TASK TO CARRY OUT ▸
Copy out all the data, word for word.

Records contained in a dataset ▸

********

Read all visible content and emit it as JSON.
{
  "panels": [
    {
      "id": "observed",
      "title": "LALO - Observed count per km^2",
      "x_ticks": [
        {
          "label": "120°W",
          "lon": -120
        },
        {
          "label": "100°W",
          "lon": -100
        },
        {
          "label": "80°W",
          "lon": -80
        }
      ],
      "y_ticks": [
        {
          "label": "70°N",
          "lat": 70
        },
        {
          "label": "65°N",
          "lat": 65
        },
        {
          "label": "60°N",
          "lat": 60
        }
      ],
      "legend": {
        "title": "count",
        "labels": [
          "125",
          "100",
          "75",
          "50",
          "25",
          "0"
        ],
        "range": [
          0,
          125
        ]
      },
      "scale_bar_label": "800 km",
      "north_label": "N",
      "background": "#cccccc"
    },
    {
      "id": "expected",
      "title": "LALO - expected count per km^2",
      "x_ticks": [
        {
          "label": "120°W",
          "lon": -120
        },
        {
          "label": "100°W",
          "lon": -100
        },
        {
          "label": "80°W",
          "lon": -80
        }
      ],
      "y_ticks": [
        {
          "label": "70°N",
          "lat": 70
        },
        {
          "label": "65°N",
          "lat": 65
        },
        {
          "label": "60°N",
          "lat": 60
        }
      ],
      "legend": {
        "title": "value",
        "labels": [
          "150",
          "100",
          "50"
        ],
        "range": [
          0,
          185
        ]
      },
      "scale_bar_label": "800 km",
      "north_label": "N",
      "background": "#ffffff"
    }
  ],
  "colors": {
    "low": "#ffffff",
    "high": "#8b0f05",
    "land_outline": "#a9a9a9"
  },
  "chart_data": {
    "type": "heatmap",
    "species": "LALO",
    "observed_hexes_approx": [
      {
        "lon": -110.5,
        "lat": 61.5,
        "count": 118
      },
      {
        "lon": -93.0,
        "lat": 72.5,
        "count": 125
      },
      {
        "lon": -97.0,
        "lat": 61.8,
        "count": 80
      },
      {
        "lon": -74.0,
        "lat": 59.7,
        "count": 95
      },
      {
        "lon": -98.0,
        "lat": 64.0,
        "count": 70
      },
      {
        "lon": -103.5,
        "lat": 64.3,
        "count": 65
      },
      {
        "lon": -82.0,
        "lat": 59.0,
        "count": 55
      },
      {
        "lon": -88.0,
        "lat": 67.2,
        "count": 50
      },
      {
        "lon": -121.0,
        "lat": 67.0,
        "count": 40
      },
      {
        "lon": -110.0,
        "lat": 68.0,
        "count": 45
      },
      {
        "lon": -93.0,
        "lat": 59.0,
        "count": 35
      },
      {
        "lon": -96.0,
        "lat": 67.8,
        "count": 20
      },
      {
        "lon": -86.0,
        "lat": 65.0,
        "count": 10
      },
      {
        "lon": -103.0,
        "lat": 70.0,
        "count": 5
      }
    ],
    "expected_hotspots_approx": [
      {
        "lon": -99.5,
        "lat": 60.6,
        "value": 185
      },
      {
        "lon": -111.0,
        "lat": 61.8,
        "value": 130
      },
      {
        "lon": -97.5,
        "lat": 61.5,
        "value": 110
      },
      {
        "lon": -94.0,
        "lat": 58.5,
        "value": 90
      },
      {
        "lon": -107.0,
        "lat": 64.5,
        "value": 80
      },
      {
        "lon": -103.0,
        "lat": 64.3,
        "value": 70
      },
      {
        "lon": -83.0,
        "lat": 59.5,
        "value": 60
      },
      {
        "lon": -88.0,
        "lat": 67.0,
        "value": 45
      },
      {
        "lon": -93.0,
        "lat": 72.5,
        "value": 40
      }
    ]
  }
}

********

EXERCISE ANSWER ▸
Read all visible content and emit it as JSON.
{
  "panels": [
    {
      "id": "observed",
      "title": "LALO - Observed count per km^2",
      "x_ticks": [
        {
          "label": "120°W",
          "lon": -120
        },
        {
          "label": "100°W",
          "lon": -100
        },
        {
          "label": "80°W",
          "lon": -80
        }
      ],
      "y_ticks": [
        {
          "label": "70°N",
          "lat": 70
        },
        {
          "label": "65°N",
          "lat": 65
        },
        {
          "label": "60°N",
          "lat": 60
        }
      ],
      "legend": {
        "title": "count",
        "labels": [
          "125",
          "100",
          "75",
          "50",
          "25",
          "0"
        ],
        "range": [
          0,
          125
        ]
      },
      "scale_bar_label": "800 km",
      "north_label": "N",
      "background": "#cccccc"
    },
    {
      "id": "expected",
      "title": "LALO - expected count per km^2",
      "x_ticks": [
        {
          "label": "120°W",
          "lon": -120
        },
        {
          "label": "100°W",
          "lon": -100
        },
        {
          "label": "80°W",
          "lon": -80
        }
      ],
      "y_ticks": [
        {
          "label": "70°N",
          "lat": 70
        },
        {
          "label": "65°N",
          "lat": 65
        },
        {
          "label": "60°N",
          "lat": 60
        }
      ],
      "legend": {
        "title": "value",
        "labels": [
          "150",
          "100",
          "50"
        ],
        "range": [
          0,
          185
        ]
      },
      "scale_bar_label": "800 km",
      "north_label": "N",
      "background": "#ffffff"
    }
  ],
  "colors": {
    "low": "#ffffff",
    "high": "#8b0f05",
    "land_outline": "#a9a9a9"
  },
  "chart_data": {
    "type": "heatmap",
    "species": "LALO",
    "observed_hexes_approx": [
      {
        "lon": -110.5,
        "lat": 61.5,
        "count": 118
      },
      {
        "lon": -93.0,
        "lat": 72.5,
        "count": 125
      },
      {
        "lon": -97.0,
        "lat": 61.8,
        "count": 80
      },
      {
        "lon": -74.0,
        "lat": 59.7,
        "count": 95
      },
      {
        "lon": -98.0,
        "lat": 64.0,
        "count": 70
      },
      {
        "lon": -103.5,
        "lat": 64.3,
        "count": 65
      },
      {
        "lon": -82.0,
        "lat": 59.0,
        "count": 55
      },
      {
        "lon": -88.0,
        "lat": 67.2,
        "count": 50
      },
      {
        "lon": -121.0,
        "lat": 67.0,
        "count": 40
      },
      {
        "lon": -110.0,
        "lat": 68.0,
        "count": 45
      },
      {
        "lon": -93.0,
        "lat": 59.0,
        "count": 35
      },
      {
        "lon": -96.0,
        "lat": 67.8,
        "count": 20
      },
      {
        "lon": -86.0,
        "lat": 65.0,
        "count": 10
      },
      {
        "lon": -103.0,
        "lat": 70.0,
        "count": 5
      }
    ],
    "expected_hotspots_approx": [
      {
        "lon": -99.5,
        "lat": 60.6,
        "value": 185
      },
      {
        "lon": -111.0,
        "lat": 61.8,
        "value": 130
      },
      {
        "lon": -97.5,
        "lat": 61.5,
        "value": 110
      },
      {
        "lon": -94.0,
        "lat": 58.5,
        "value": 90
      },
      {
        "lon": -107.0,
        "lat": 64.5,
        "value": 80
      },
      {
        "lon": -103.0,
        "lat": 64.3,
        "value": 70
      },
      {
        "lon": -83.0,
        "lat": 59.5,
        "value": 60
      },
      {
        "lon": -88.0,
        "lat": 67.0,
        "value": 45
      },
      {
        "lon": -93.0,
        "lat": 72.5,
        "value": 40
      }
    ]
  }
}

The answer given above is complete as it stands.